SHORT PROBLEM: Transcribe every line, keeping it exact.

-- START OF RECORDS SHOWN --

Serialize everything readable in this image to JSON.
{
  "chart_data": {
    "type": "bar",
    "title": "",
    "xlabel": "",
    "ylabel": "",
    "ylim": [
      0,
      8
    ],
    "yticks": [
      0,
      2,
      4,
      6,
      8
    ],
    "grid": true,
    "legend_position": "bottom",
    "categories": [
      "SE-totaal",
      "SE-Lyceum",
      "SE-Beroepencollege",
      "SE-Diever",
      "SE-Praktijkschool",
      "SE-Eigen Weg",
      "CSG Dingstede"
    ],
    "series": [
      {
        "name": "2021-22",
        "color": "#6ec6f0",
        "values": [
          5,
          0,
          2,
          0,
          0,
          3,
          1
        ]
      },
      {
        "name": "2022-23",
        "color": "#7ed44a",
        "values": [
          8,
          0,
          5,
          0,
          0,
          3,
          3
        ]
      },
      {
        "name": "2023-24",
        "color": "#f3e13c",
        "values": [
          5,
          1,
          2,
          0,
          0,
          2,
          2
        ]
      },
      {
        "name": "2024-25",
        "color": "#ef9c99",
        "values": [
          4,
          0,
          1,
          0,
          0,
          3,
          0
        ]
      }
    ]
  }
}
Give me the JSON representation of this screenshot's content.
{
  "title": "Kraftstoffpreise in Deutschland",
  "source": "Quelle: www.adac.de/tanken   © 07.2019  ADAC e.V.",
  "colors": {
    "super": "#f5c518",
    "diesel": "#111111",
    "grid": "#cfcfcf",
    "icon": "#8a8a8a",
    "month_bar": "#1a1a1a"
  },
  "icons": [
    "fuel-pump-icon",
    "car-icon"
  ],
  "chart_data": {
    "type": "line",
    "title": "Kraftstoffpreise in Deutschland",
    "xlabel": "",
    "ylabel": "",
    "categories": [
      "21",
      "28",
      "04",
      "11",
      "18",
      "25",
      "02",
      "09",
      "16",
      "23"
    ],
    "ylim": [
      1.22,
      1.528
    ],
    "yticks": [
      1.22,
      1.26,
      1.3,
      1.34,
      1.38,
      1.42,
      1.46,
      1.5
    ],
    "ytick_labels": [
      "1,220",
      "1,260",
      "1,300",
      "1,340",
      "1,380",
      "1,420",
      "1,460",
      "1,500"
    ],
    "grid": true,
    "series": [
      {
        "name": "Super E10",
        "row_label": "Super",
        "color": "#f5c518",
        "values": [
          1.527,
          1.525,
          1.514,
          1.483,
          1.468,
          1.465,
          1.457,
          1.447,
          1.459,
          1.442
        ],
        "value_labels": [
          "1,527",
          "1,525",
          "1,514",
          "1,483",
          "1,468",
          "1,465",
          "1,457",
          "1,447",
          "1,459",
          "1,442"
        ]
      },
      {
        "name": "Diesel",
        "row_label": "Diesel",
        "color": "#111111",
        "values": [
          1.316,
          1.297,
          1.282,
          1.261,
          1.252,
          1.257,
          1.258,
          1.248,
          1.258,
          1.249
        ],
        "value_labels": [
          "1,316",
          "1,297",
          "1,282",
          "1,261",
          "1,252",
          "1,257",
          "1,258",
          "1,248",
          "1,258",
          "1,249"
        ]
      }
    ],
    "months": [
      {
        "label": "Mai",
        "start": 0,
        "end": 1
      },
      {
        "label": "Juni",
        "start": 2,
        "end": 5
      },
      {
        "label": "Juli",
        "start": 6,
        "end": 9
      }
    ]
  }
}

-- END OF RECORDS SHOWN --

THE ANSWER:
Serialize everything readable in this image to JSON.
{
  "chart_data": {
    "type": "bar",
    "title": "",
    "xlabel": "",
    "ylabel": "",
    "ylim": [
      0,
      8
    ],
    "yticks": [
      0,
      2,
      4,
      6,
      8
    ],
    "grid": true,
    "legend_position": "bottom",
    "categories": [
      "SE-totaal",
      "SE-Lyceum",
      "SE-Beroepencollege",
      "SE-Diever",
      "SE-Praktijkschool",
      "SE-Eigen Weg",
      "CSG Dingstede"
    ],
    "series": [
      {
        "name": "2021-22",
        "color": "#6ec6f0",
        "values": [
          5,
          0,
          2,
          0,
          0,
          3,
          1
        ]
      },
      {
        "name": "2022-23",
        "color": "#7ed44a",
        "values": [
          8,
          0,
          5,
          0,
          0,
          3,
          3
        ]
      },
      {
        "name": "2023-24",
        "color": "#f3e13c",
        "values": [
          5,
          1,
          2,
          0,
          0,
          2,
          2
        ]
      },
      {
        "name": "2024-25",
        "color": "#ef9c99",
        "values": [
          4,
          0,
          1,
          0,
          0,
          3,
          0
        ]
      }
    ]
  }
}
Give me the JSON representation of this screenshot's content.
{
  "title": "Kraftstoffpreise in Deutschland",
  "source": "Quelle: www.adac.de/tanken   © 07.2019  ADAC e.V.",
  "colors": {
    "super": "#f5c518",
    "diesel": "#111111",
    "grid": "#cfcfcf",
    "icon": "#8a8a8a",
    "month_bar": "#1a1a1a"
  },
  "icons": [
    "fuel-pump-icon",
    "car-icon"
  ],
  "chart_data": {
    "type": "line",
    "title": "Kraftstoffpreise in Deutschland",
    "xlabel": "",
    "ylabel": "",
    "categories": [
      "21",
      "28",
      "04",
      "11",
      "18",
      "25",
      "02",
      "09",
      "16",
      "23"
    ],
    "ylim": [
      1.22,
      1.528
    ],
    "yticks": [
      1.22,
      1.26,
      1.3,
      1.34,
      1.38,
      1.42,
      1.46,
      1.5
    ],
    "ytick_labels": [
      "1,220",
      "1,260",
      "1,300",
      "1,340",
      "1,380",
      "1,420",
      "1,460",
      "1,500"
    ],
    "grid": true,
    "series": [
      {
        "name": "Super E10",
        "row_label": "Super",
        "color": "#f5c518",
        "values": [
          1.527,
          1.525,
          1.514,
          1.483,
          1.468,
          1.465,
          1.457,
          1.447,
          1.459,
          1.442
        ],
        "value_labels": [
          "1,527",
          "1,525",
          "1,514",
          "1,483",
          "1,468",
          "1,465",
          "1,457",
          "1,447",
          "1,459",
          "1,442"
        ]
      },
      {
        "name": "Diesel",
        "row_label": "Diesel",
        "color": "#111111",
        "values": [
          1.316,
          1.297,
          1.282,
          1.261,
          1.252,
          1.257,
          1.258,
          1.248,
          1.258,
          1.249
        ],
        "value_labels": [
          "1,316",
          "1,297",
          "1,282",
          "1,261",
          "1,252",
          "1,257",
          "1,258",
          "1,248",
          "1,258",
          "1,249"
        ]
      }
    ],
    "months": [
      {
        "label": "Mai",
        "start": 0,
        "end": 1
      },
      {
        "label": "Juni",
        "start": 2,
        "end": 5
      },
      {
        "label": "Juli",
        "start": 6,
        "end": 9
      }
    ]
  }
}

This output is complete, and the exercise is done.